TASK OBJECTIVE: Read the lines below and count those that have the word "JSON". Respond with the number only.

RECORDS FOR PROCESSING:
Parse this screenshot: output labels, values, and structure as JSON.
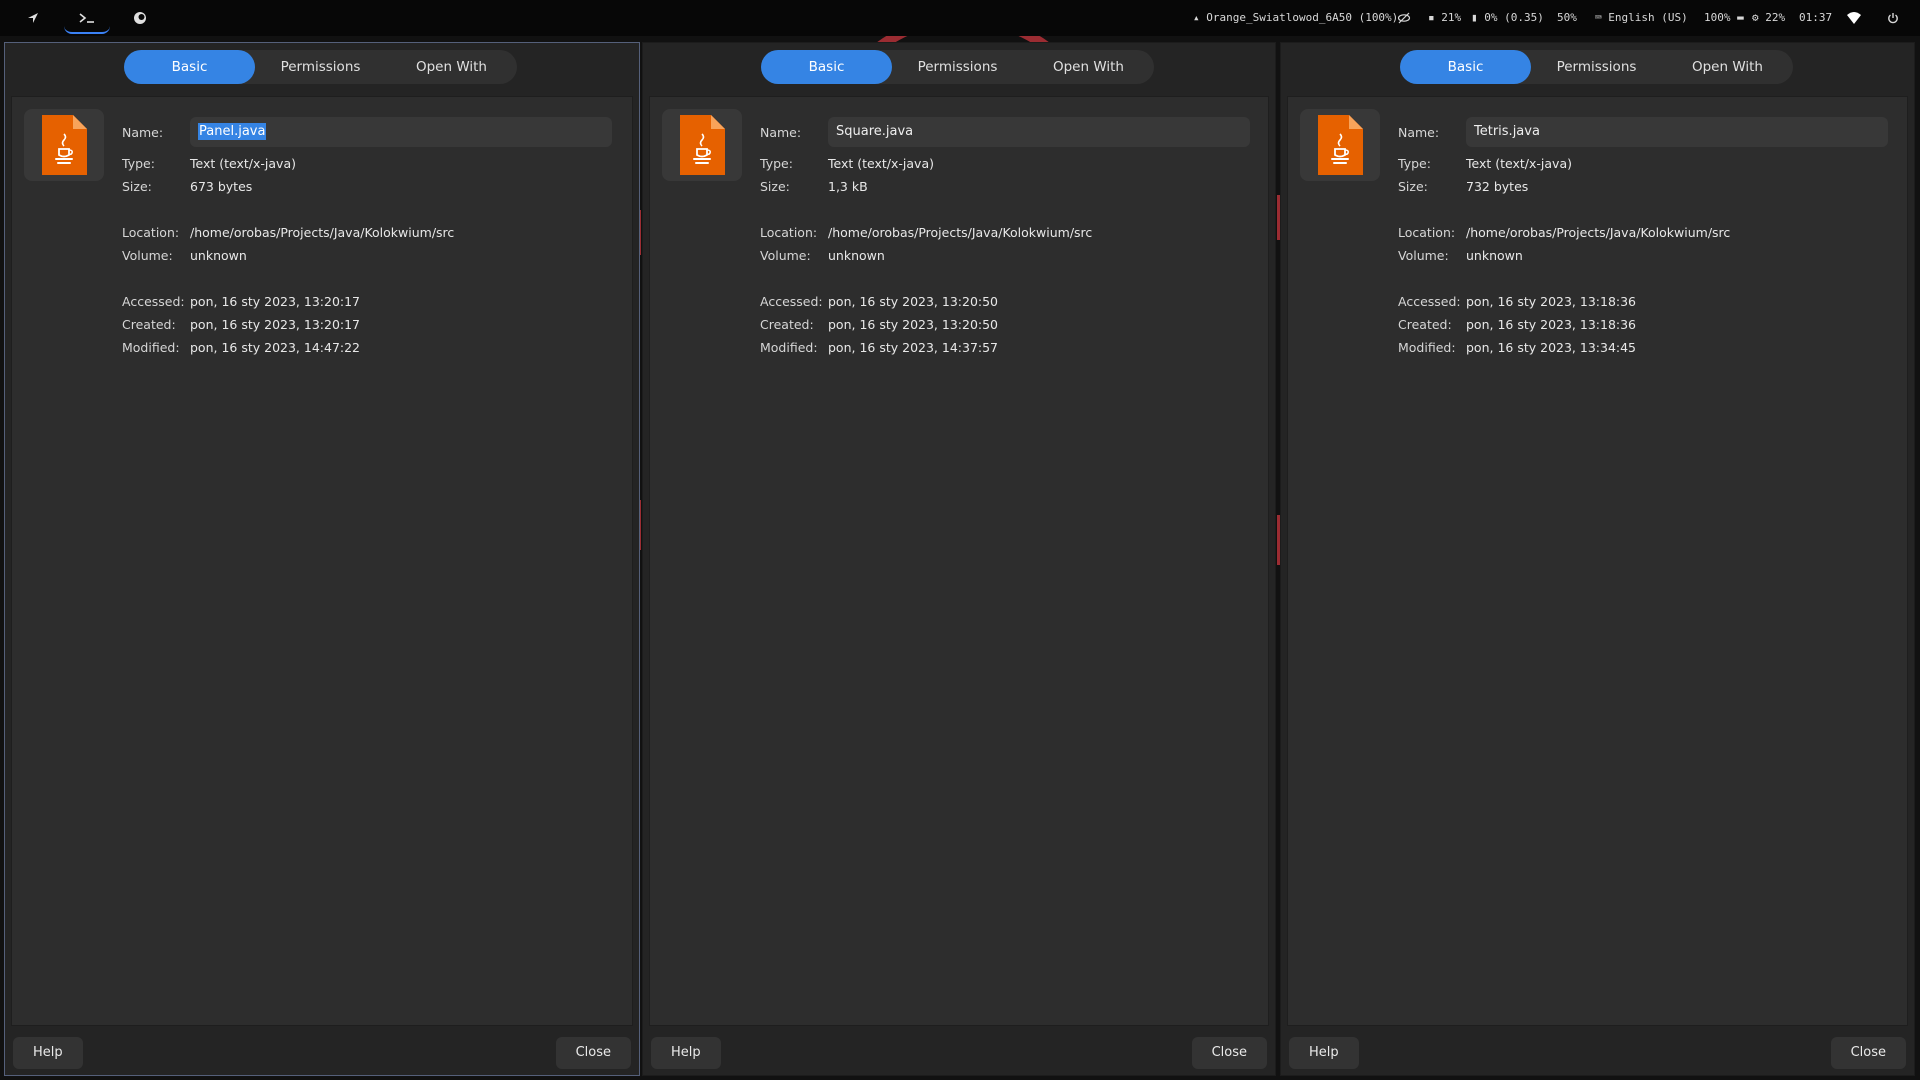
{
  "topbar": {
    "workspaces": [
      "workspace-1",
      "terminal",
      "browser"
    ],
    "network": "Orange_Swiatlowod_6A50 (100%)",
    "cpu": "21%",
    "memory": "0% (0.35)",
    "brightness": "50%",
    "keyboard_layout": "English (US)",
    "volume": "100%",
    "temperature": "22%",
    "clock": "01:37"
  },
  "tab_labels": [
    "Basic",
    "Permissions",
    "Open With"
  ],
  "field_labels": {
    "name": "Name:",
    "type": "Type:",
    "size": "Size:",
    "location": "Location:",
    "volume": "Volume:",
    "accessed": "Accessed:",
    "created": "Created:",
    "modified": "Modified:"
  },
  "buttons": {
    "help": "Help",
    "close": "Close"
  },
  "dialogs": [
    {
      "name": "Panel.java",
      "type": "Text (text/x-java)",
      "size": "673 bytes",
      "location": "/home/orobas/Projects/Java/Kolokwium/src",
      "volume": "unknown",
      "accessed": "pon, 16 sty 2023, 13:20:17",
      "created": "pon, 16 sty 2023, 13:20:17",
      "modified": "pon, 16 sty 2023, 14:47:22"
    },
    {
      "name": "Square.java",
      "type": "Text (text/x-java)",
      "size": "1,3 kB",
      "location": "/home/orobas/Projects/Java/Kolokwium/src",
      "volume": "unknown",
      "accessed": "pon, 16 sty 2023, 13:20:50",
      "created": "pon, 16 sty 2023, 13:20:50",
      "modified": "pon, 16 sty 2023, 14:37:57"
    },
    {
      "name": "Tetris.java",
      "type": "Text (text/x-java)",
      "size": "732 bytes",
      "location": "/home/orobas/Projects/Java/Kolokwium/src",
      "volume": "unknown",
      "accessed": "pon, 16 sty 2023, 13:18:36",
      "created": "pon, 16 sty 2023, 13:18:36",
      "modified": "pon, 16 sty 2023, 13:34:45"
    }
  ],
  "colors": {
    "accent": "#3584e4",
    "icon": "#e66100",
    "wallpaper_accent": "#9b2c32"
  }
}
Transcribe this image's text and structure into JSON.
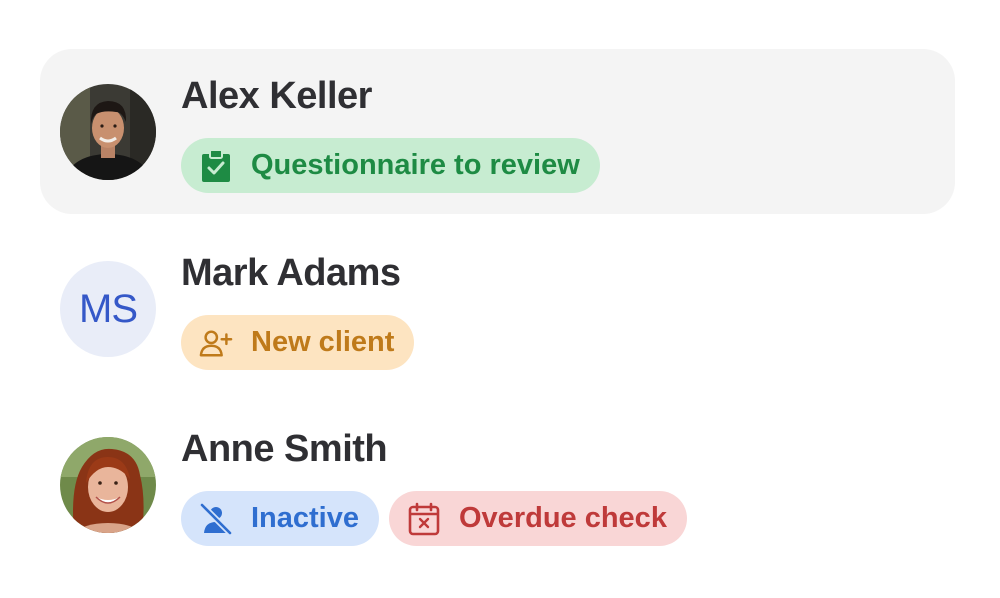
{
  "clients": [
    {
      "name": "Alex Keller",
      "avatar": "photo-man",
      "selected": true,
      "tags": [
        {
          "label": "Questionnaire to review",
          "icon": "clipboard-check-icon",
          "color": "#1e8b44",
          "bg": "#c7ecd1"
        }
      ]
    },
    {
      "name": "Mark Adams",
      "avatar_initials": "MS",
      "selected": false,
      "tags": [
        {
          "label": "New client",
          "icon": "user-plus-icon",
          "color": "#bf7a1a",
          "bg": "#fde4c1"
        }
      ]
    },
    {
      "name": "Anne Smith",
      "avatar": "photo-woman",
      "selected": false,
      "tags": [
        {
          "label": "Inactive",
          "icon": "user-off-icon",
          "color": "#2f6ed0",
          "bg": "#d5e4fb"
        },
        {
          "label": "Overdue check",
          "icon": "calendar-x-icon",
          "color": "#bf3a3a",
          "bg": "#f9d6d6"
        }
      ]
    }
  ]
}
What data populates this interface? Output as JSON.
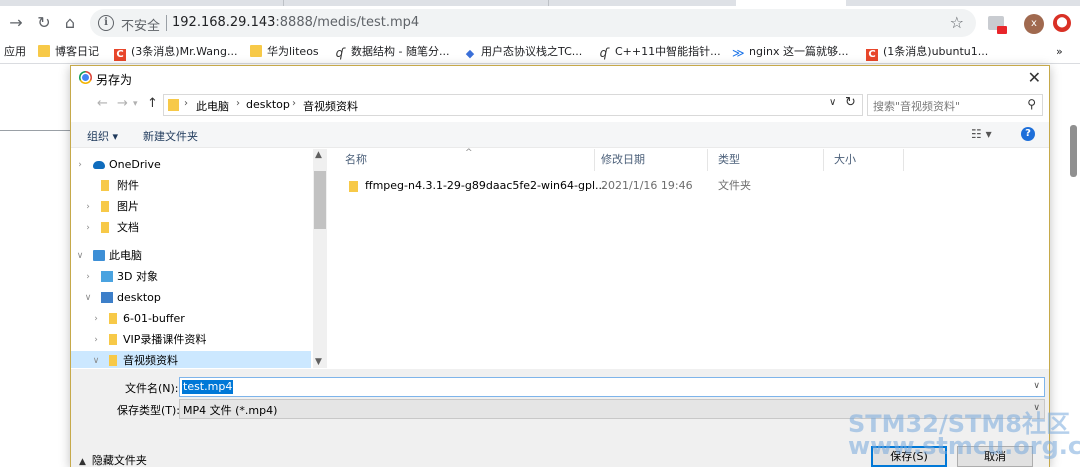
{
  "browser": {
    "omnibox": {
      "insecure_label": "不安全",
      "url_host": "192.168.29.143",
      "url_path": ":8888/medis/test.mp4"
    },
    "avatar_letter": "x",
    "bookmarks": [
      {
        "label": "应用",
        "icon": "apps-icon"
      },
      {
        "label": "博客日记",
        "icon": "folder-icon"
      },
      {
        "label": "(3条消息)Mr.Wang...",
        "icon": "csdn-icon"
      },
      {
        "label": "华为liteos",
        "icon": "folder-icon"
      },
      {
        "label": "数据结构 - 随笔分...",
        "icon": "cnblogs-icon"
      },
      {
        "label": "用户态协议栈之TC...",
        "icon": "diamond-icon"
      },
      {
        "label": "C++11中智能指针...",
        "icon": "cnblogs-icon"
      },
      {
        "label": "nginx 这一篇就够...",
        "icon": "chevrons-icon"
      },
      {
        "label": "(1条消息)ubuntu1...",
        "icon": "csdn-icon"
      }
    ],
    "bookmarks_more": "»"
  },
  "dialog": {
    "title": "另存为",
    "breadcrumbs": [
      "此电脑",
      "desktop",
      "音视频资料"
    ],
    "search_placeholder": "搜索\"音视频资料\"",
    "commands": {
      "organize": "组织 ▾",
      "new_folder": "新建文件夹"
    },
    "nav_tree": [
      {
        "label": "OneDrive",
        "icon": "cloud-icon",
        "level": 0,
        "selected": false
      },
      {
        "label": "附件",
        "icon": "folder-icon",
        "level": 1,
        "selected": false
      },
      {
        "label": "图片",
        "icon": "folder-icon",
        "level": 1,
        "selected": false
      },
      {
        "label": "文档",
        "icon": "folder-icon",
        "level": 1,
        "selected": false
      },
      {
        "label": "此电脑",
        "icon": "computer-icon",
        "level": 0,
        "selected": false
      },
      {
        "label": "3D 对象",
        "icon": "3d-objects-icon",
        "level": 1,
        "selected": false
      },
      {
        "label": "desktop",
        "icon": "desktop-icon",
        "level": 1,
        "selected": false
      },
      {
        "label": "6-01-buffer",
        "icon": "folder-icon",
        "level": 2,
        "selected": false
      },
      {
        "label": "VIP录播课件资料",
        "icon": "folder-icon",
        "level": 2,
        "selected": false
      },
      {
        "label": "音视频资料",
        "icon": "folder-icon",
        "level": 2,
        "selected": true
      }
    ],
    "columns": [
      "名称",
      "修改日期",
      "类型",
      "大小"
    ],
    "files": [
      {
        "name": "ffmpeg-n4.3.1-29-g89daac5fe2-win64-gpl...",
        "modified": "2021/1/16 19:46",
        "type": "文件夹",
        "size": ""
      }
    ],
    "filename_label": "文件名(N):",
    "filename_value": "test.mp4",
    "filetype_label": "保存类型(T):",
    "filetype_value": "MP4 文件 (*.mp4)",
    "hide_folders_label": "隐藏文件夹",
    "save_button": "保存(S)",
    "cancel_button": "取消"
  },
  "watermark": {
    "line1": "STM32/STM8社区",
    "line2": "www.stmcu.org.cn"
  },
  "colors": {
    "accent": "#0078d7",
    "selection": "#cce8ff",
    "folder": "#f7c948",
    "insecure_badge": "#d93025"
  }
}
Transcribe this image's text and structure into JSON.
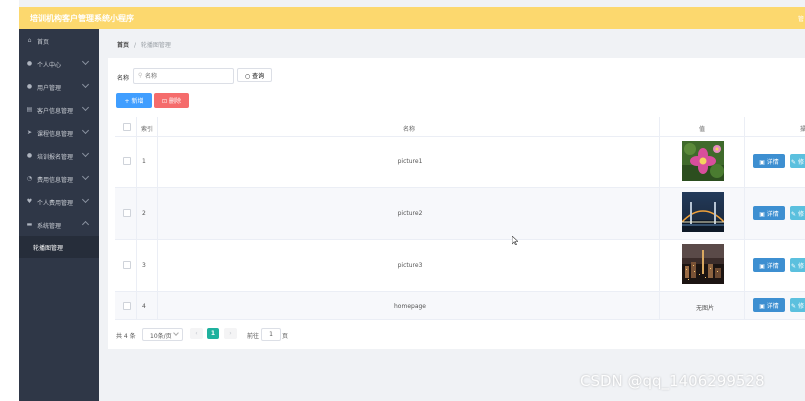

FINISHED ANSWER: 4